Listed entries
◇ ◇ ◇

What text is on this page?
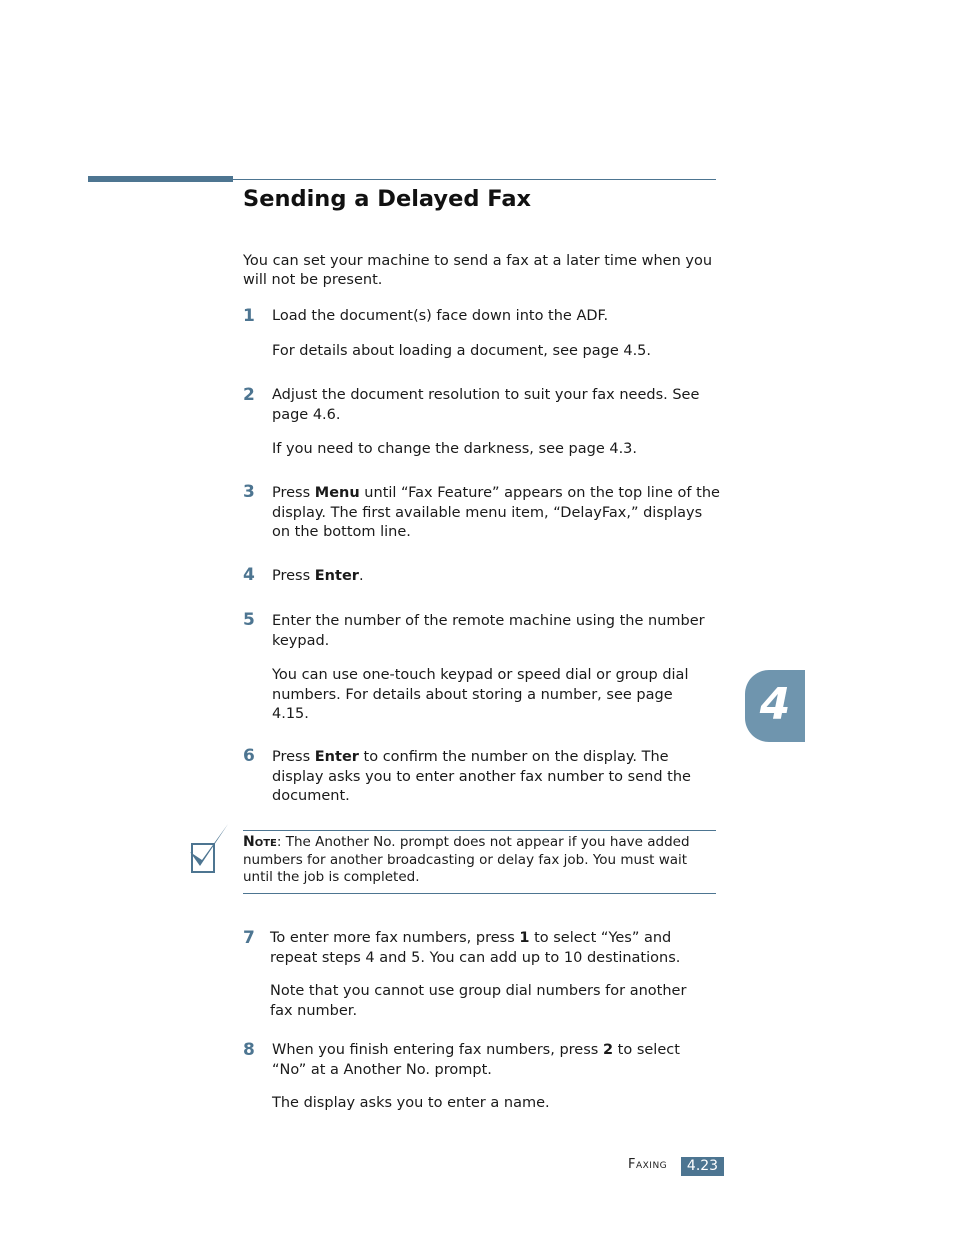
Sending a Delayed Fax

You can set your machine to send a fax at a later time when you will not be present.

1 Load the document(s) face down into the ADF.

For details about loading a document, see page 4.5.

2 Adjust the document resolution to suit your fax needs. See page 4.6.

If you need to change the darkness, see page 4.3.

3 Press Menu until “Fax Feature” appears on the top line of the display. The first available menu item, “DelayFax,” displays on the bottom line.

4 Press Enter.

5 Enter the number of the remote machine using the number keypad.

You can use one-touch keypad or speed dial or group dial numbers. For details about storing a number, see page 4.15.

6 Press Enter to confirm the number on the display. The display asks you to enter another fax number to send the document.

Note: The Another No. prompt does not appear if you have added numbers for another broadcasting or delay fax job. You must wait until the job is completed.

7 To enter more fax numbers, press 1 to select “Yes” and repeat steps 4 and 5. You can add up to 10 destinations.

Note that you cannot use group dial numbers for another fax number.

8 When you finish entering fax numbers, press 2 to select “No” at a Another No. prompt.

The display asks you to enter a name.

4
Faxing	4.23
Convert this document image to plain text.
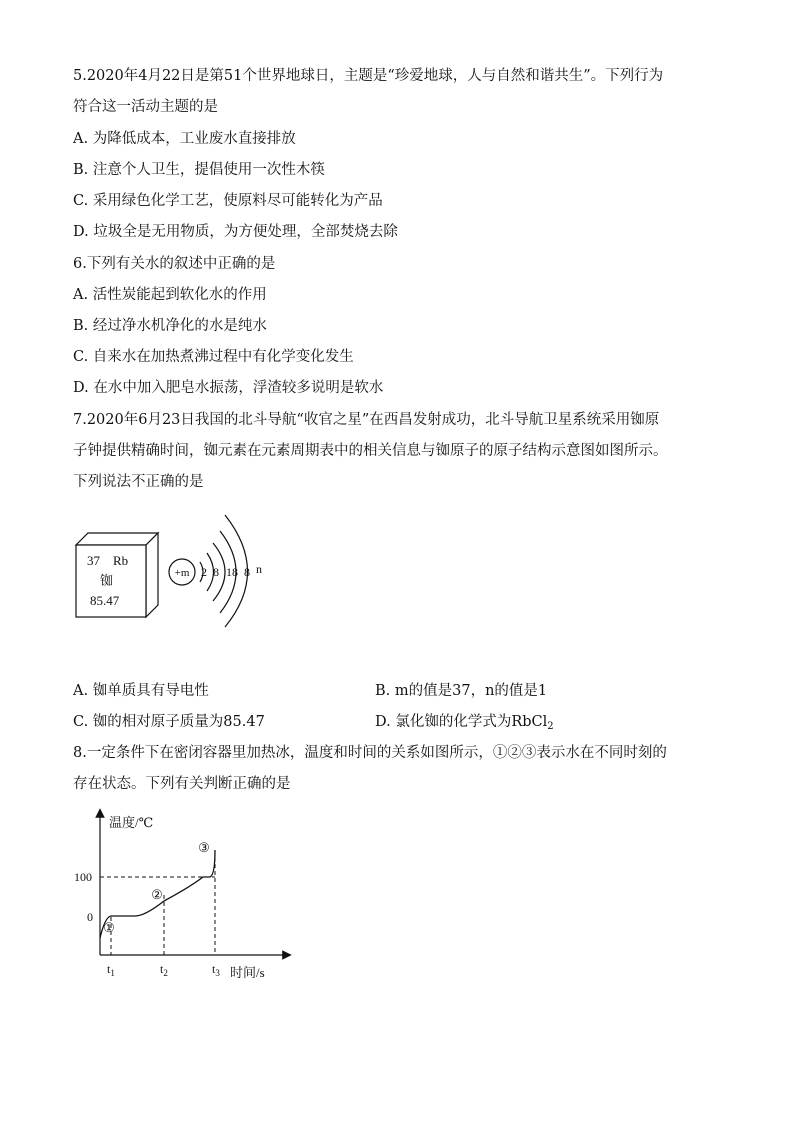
5.2020年4月22日是第51个世界地球日，主题是“珍爱地球，人与自然和谐共生”。下列行为
符合这一活动主题的是
A. 为降低成本，工业废水直接排放
B. 注意个人卫生，提倡使用一次性木筷
C. 采用绿色化学工艺，使原料尽可能转化为产品
D. 垃圾全是无用物质，为方便处理，全部焚烧去除
6.下列有关水的叙述中正确的是
A. 活性炭能起到软化水的作用
B. 经过净水机净化的水是纯水
C. 自来水在加热煮沸过程中有化学变化发生
D. 在水中加入肥皂水振荡，浮渣较多说明是软水
7.2020年6月23日我国的北斗导航“收官之星”在西昌发射成功，北斗导航卫星系统采用铷原
子钟提供精确时间，铷元素在元素周期表中的相关信息与铷原子的原子结构示意图如图所示。
下列说法不正确的是
37 Rb
铷
85.47
+m 2 8 18 8 n
A. 铷单质具有导电性	B. m的值是37，n的值是1
C. 铷的相对原子质量为85.47	D. 氯化铷的化学式为RbCl$_2$
8.一定条件下在密闭容器里加热冰，温度和时间的关系如图所示，①②③表示水在不同时刻的
存在状态。下列有关判断正确的是
温度/℃
时间/s
100
0
①
②
③
$t_1$	$t_2$	$t_3$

◇ ◇ ◇

Request
In the entries above, identify every line with the string "asks".

Answer in full
6 Press Enter to confirm the number on the display. The display asks you to enter another fax number to send the document.
The display asks you to enter a name.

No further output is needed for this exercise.